What is expected
Show all lines holding the string "false".

== Information provided ==

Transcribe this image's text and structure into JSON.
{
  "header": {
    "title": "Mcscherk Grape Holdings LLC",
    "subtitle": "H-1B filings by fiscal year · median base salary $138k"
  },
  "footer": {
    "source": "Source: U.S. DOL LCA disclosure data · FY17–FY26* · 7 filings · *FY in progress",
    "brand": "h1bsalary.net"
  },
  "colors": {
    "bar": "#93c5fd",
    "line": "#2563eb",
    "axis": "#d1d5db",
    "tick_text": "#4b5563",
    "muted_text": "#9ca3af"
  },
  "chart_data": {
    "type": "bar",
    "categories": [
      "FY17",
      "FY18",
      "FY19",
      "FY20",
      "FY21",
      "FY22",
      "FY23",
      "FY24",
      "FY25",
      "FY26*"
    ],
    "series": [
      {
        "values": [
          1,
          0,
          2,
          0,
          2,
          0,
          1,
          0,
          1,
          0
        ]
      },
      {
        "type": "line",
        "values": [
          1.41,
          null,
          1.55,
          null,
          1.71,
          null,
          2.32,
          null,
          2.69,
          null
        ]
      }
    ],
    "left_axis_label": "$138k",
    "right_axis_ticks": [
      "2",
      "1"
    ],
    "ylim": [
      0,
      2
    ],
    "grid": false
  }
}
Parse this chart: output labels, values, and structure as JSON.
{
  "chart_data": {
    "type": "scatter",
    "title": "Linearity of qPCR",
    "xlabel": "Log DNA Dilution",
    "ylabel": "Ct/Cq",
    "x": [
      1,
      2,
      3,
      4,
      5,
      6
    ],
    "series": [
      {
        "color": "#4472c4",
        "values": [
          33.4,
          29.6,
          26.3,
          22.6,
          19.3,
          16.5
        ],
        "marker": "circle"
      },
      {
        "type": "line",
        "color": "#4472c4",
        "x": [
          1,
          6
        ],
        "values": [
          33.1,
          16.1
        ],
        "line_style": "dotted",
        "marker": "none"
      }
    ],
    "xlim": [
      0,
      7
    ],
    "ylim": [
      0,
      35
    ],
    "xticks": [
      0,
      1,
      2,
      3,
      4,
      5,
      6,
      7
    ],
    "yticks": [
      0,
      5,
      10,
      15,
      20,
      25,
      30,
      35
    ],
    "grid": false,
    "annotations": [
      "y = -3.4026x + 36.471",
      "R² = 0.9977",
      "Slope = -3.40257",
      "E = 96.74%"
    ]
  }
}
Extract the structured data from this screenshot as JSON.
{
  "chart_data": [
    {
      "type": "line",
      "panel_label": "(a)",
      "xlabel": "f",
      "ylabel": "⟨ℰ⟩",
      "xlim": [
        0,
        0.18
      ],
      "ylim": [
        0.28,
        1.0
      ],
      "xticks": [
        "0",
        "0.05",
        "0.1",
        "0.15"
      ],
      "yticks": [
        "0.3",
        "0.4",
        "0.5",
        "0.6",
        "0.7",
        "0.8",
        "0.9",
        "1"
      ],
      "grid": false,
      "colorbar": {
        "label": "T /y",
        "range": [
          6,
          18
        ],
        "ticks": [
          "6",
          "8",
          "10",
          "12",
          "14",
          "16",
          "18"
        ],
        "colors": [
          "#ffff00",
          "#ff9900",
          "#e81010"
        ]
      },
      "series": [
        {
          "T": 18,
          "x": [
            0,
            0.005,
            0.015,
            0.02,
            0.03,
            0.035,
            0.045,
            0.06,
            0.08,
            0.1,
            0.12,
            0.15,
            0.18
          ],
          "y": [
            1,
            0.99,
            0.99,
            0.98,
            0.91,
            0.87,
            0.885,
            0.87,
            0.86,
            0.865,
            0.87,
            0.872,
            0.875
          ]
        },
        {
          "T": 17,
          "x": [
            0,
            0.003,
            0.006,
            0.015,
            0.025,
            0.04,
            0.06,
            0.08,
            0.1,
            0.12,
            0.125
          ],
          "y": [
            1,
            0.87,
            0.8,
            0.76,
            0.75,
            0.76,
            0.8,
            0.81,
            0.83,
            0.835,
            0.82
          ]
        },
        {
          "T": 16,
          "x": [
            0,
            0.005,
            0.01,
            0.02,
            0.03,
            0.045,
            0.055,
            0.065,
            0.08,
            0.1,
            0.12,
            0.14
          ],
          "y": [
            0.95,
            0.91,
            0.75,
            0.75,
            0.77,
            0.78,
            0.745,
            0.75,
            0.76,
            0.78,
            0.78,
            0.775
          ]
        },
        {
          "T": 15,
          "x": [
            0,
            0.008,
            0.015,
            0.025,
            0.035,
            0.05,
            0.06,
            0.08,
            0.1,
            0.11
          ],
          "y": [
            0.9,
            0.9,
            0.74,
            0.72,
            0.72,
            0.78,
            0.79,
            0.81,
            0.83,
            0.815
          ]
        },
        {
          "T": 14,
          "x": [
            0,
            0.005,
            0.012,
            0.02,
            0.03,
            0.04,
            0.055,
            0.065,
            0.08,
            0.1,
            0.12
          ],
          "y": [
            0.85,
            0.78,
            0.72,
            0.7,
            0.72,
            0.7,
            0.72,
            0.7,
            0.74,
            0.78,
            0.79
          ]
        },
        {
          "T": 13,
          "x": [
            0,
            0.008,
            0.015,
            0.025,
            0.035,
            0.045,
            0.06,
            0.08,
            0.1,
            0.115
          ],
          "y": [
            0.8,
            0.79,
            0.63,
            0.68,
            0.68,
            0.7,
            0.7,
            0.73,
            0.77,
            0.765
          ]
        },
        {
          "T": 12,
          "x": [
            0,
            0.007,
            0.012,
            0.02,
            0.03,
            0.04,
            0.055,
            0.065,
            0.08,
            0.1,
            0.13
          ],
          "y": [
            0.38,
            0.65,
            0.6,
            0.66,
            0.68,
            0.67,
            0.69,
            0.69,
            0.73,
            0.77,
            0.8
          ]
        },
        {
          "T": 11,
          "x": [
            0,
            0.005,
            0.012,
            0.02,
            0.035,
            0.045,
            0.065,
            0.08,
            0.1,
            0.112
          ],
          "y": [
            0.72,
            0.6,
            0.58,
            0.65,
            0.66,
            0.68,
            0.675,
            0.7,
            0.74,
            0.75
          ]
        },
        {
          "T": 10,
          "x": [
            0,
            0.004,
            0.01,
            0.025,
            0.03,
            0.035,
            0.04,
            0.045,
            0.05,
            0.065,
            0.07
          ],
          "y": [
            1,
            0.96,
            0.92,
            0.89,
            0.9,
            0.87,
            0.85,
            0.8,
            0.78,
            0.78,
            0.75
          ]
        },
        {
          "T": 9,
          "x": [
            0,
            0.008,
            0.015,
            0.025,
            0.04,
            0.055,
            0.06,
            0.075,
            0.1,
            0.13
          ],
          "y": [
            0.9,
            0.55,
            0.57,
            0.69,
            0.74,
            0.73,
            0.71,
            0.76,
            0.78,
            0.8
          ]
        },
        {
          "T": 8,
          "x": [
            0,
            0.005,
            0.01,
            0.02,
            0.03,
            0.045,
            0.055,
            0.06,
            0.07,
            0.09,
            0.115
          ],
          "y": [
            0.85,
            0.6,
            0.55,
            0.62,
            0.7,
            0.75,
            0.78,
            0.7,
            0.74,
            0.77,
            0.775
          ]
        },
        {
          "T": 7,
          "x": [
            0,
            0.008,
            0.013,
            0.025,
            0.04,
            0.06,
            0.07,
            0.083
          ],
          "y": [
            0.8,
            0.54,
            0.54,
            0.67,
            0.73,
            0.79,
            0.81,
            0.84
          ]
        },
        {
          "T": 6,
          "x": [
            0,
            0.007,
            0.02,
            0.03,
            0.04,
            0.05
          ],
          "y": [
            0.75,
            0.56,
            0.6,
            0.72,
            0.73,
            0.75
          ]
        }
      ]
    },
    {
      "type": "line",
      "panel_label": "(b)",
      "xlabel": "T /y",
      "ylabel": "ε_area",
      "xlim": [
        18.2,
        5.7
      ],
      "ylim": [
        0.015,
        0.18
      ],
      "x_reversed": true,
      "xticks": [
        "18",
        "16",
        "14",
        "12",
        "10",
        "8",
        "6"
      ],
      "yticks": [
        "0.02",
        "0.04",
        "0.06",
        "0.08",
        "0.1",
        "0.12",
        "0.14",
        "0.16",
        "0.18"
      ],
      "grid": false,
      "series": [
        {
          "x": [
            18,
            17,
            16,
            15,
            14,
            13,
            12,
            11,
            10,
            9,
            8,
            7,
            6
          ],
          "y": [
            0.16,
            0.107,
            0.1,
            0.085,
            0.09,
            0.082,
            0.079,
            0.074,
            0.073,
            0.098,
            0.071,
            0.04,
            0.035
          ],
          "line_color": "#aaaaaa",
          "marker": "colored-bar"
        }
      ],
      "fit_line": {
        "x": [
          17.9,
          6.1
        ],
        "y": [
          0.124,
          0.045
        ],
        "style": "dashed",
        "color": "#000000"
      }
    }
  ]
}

===

Worked solution
    "grid": false
    "grid": false,
      "grid": false,
      "grid": false,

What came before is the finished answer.